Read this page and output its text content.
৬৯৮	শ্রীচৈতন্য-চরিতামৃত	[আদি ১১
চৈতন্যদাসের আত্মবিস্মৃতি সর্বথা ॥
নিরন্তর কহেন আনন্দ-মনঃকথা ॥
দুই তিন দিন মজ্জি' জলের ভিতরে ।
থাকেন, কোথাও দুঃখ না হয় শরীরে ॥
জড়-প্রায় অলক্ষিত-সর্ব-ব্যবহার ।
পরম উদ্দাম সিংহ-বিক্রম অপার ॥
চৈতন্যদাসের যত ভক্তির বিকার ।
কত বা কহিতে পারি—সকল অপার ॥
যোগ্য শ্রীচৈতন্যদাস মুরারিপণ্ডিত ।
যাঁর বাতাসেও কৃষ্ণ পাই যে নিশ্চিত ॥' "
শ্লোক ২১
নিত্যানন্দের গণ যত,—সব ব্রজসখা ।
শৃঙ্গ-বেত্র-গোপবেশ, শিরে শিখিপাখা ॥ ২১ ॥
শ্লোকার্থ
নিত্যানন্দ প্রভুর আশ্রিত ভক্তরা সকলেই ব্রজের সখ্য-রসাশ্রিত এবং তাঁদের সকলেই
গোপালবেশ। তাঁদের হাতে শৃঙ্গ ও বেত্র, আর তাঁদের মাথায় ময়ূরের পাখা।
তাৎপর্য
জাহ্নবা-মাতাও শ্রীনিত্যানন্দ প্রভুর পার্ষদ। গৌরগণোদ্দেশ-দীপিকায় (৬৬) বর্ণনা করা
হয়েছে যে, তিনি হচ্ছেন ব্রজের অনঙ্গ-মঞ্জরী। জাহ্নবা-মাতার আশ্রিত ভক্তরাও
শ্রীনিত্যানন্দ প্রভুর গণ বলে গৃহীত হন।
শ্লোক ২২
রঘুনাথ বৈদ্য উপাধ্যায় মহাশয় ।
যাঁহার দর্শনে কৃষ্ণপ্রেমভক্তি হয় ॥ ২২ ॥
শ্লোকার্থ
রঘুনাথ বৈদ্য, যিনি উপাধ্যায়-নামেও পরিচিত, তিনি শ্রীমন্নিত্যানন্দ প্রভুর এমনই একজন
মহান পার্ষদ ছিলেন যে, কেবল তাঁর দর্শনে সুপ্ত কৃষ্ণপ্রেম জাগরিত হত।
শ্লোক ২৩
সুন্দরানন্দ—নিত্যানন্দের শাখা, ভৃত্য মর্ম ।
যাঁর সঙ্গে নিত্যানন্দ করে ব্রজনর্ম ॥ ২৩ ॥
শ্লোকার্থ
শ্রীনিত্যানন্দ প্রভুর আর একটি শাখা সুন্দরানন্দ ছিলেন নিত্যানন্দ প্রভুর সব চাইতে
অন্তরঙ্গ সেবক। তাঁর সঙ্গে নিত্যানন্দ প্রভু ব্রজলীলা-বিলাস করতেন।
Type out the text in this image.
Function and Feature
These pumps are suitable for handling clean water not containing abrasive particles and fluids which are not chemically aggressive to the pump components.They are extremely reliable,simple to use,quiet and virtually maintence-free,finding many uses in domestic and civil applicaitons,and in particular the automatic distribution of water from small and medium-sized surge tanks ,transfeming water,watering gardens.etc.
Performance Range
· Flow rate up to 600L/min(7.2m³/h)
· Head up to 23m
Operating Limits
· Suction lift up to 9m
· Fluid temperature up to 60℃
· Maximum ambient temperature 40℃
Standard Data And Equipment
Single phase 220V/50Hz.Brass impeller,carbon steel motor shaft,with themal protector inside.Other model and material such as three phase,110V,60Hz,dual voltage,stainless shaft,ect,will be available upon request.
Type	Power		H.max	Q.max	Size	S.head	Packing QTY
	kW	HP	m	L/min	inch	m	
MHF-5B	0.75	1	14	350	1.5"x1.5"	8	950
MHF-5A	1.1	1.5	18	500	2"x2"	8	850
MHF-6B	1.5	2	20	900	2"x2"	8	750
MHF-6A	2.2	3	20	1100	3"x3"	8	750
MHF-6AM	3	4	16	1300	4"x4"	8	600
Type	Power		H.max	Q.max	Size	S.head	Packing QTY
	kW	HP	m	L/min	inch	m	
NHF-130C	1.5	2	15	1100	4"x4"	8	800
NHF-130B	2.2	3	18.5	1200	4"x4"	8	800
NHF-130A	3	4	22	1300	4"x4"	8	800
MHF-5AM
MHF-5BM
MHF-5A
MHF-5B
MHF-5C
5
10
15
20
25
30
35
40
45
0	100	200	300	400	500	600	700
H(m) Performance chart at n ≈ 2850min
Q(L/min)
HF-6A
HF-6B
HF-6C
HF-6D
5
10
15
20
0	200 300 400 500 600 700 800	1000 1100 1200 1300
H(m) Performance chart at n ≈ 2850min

____

WORK TO DO >> Make a verbatim copy of every entry shown above.

OUTPUT BELOW >>
Read this page and output its text content.
৬৯৮	শ্রীচৈতন্য-চরিতামৃত	[আদি ১১
চৈতন্যদাসের আত্মবিস্মৃতি সর্বথা ॥
নিরন্তর কহেন আনন্দ-মনঃকথা ॥
দুই তিন দিন মজ্জি' জলের ভিতরে ।
থাকেন, কোথাও দুঃখ না হয় শরীরে ॥
জড়-প্রায় অলক্ষিত-সর্ব-ব্যবহার ।
পরম উদ্দাম সিংহ-বিক্রম অপার ॥
চৈতন্যদাসের যত ভক্তির বিকার ।
কত বা কহিতে পারি—সকল অপার ॥
যোগ্য শ্রীচৈতন্যদাস মুরারিপণ্ডিত ।
যাঁর বাতাসেও কৃষ্ণ পাই যে নিশ্চিত ॥' "
শ্লোক ২১
নিত্যানন্দের গণ যত,—সব ব্রজসখা ।
শৃঙ্গ-বেত্র-গোপবেশ, শিরে শিখিপাখা ॥ ২১ ॥
শ্লোকার্থ
নিত্যানন্দ প্রভুর আশ্রিত ভক্তরা সকলেই ব্রজের সখ্য-রসাশ্রিত এবং তাঁদের সকলেই
গোপালবেশ। তাঁদের হাতে শৃঙ্গ ও বেত্র, আর তাঁদের মাথায় ময়ূরের পাখা।
তাৎপর্য
জাহ্নবা-মাতাও শ্রীনিত্যানন্দ প্রভুর পার্ষদ। গৌরগণোদ্দেশ-দীপিকায় (৬৬) বর্ণনা করা
হয়েছে যে, তিনি হচ্ছেন ব্রজের অনঙ্গ-মঞ্জরী। জাহ্নবা-মাতার আশ্রিত ভক্তরাও
শ্রীনিত্যানন্দ প্রভুর গণ বলে গৃহীত হন।
শ্লোক ২২
রঘুনাথ বৈদ্য উপাধ্যায় মহাশয় ।
যাঁহার দর্শনে কৃষ্ণপ্রেমভক্তি হয় ॥ ২২ ॥
শ্লোকার্থ
রঘুনাথ বৈদ্য, যিনি উপাধ্যায়-নামেও পরিচিত, তিনি শ্রীমন্নিত্যানন্দ প্রভুর এমনই একজন
মহান পার্ষদ ছিলেন যে, কেবল তাঁর দর্শনে সুপ্ত কৃষ্ণপ্রেম জাগরিত হত।
শ্লোক ২৩
সুন্দরানন্দ—নিত্যানন্দের শাখা, ভৃত্য মর্ম ।
যাঁর সঙ্গে নিত্যানন্দ করে ব্রজনর্ম ॥ ২৩ ॥
শ্লোকার্থ
শ্রীনিত্যানন্দ প্রভুর আর একটি শাখা সুন্দরানন্দ ছিলেন নিত্যানন্দ প্রভুর সব চাইতে
অন্তরঙ্গ সেবক। তাঁর সঙ্গে নিত্যানন্দ প্রভু ব্রজলীলা-বিলাস করতেন।
Type out the text in this image.
Function and Feature
These pumps are suitable for handling clean water not containing abrasive particles and fluids which are not chemically aggressive to the pump components.They are extremely reliable,simple to use,quiet and virtually maintence-free,finding many uses in domestic and civil applicaitons,and in particular the automatic distribution of water from small and medium-sized surge tanks ,transfeming water,watering gardens.etc.
Performance Range
· Flow rate up to 600L/min(7.2m³/h)
· Head up to 23m
Operating Limits
· Suction lift up to 9m
· Fluid temperature up to 60℃
· Maximum ambient temperature 40℃
Standard Data And Equipment
Single phase 220V/50Hz.Brass impeller,carbon steel motor shaft,with themal protector inside.Other model and material such as three phase,110V,60Hz,dual voltage,stainless shaft,ect,will be available upon request.
Type	Power		H.max	Q.max	Size	S.head	Packing QTY
	kW	HP	m	L/min	inch	m	
MHF-5B	0.75	1	14	350	1.5"x1.5"	8	950
MHF-5A	1.1	1.5	18	500	2"x2"	8	850
MHF-6B	1.5	2	20	900	2"x2"	8	750
MHF-6A	2.2	3	20	1100	3"x3"	8	750
MHF-6AM	3	4	16	1300	4"x4"	8	600
Type	Power		H.max	Q.max	Size	S.head	Packing QTY
	kW	HP	m	L/min	inch	m	
NHF-130C	1.5	2	15	1100	4"x4"	8	800
NHF-130B	2.2	3	18.5	1200	4"x4"	8	800
NHF-130A	3	4	22	1300	4"x4"	8	800
MHF-5AM
MHF-5BM
MHF-5A
MHF-5B
MHF-5C
5
10
15
20
25
30
35
40
45
0	100	200	300	400	500	600	700
H(m) Performance chart at n ≈ 2850min
Q(L/min)
HF-6A
HF-6B
HF-6C
HF-6D
5
10
15
20
0	200 300 400 500 600 700 800	1000 1100 1200 1300
H(m) Performance chart at n ≈ 2850min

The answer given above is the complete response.